TASK PROMPT =>
Print the listing below exactly.

DATA EXCERPTS =>

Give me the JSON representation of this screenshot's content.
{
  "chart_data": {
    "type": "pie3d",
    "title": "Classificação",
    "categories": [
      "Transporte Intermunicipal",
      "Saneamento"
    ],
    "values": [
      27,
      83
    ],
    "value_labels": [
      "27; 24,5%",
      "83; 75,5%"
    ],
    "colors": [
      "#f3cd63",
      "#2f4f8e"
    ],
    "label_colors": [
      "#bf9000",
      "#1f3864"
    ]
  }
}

EXERCISE ANSWER =>
Give me the JSON representation of this screenshot's content.
{
  "chart_data": {
    "type": "pie3d",
    "title": "Classificação",
    "categories": [
      "Transporte Intermunicipal",
      "Saneamento"
    ],
    "values": [
      27,
      83
    ],
    "value_labels": [
      "27; 24,5%",
      "83; 75,5%"
    ],
    "colors": [
      "#f3cd63",
      "#2f4f8e"
    ],
    "label_colors": [
      "#bf9000",
      "#1f3864"
    ]
  }
}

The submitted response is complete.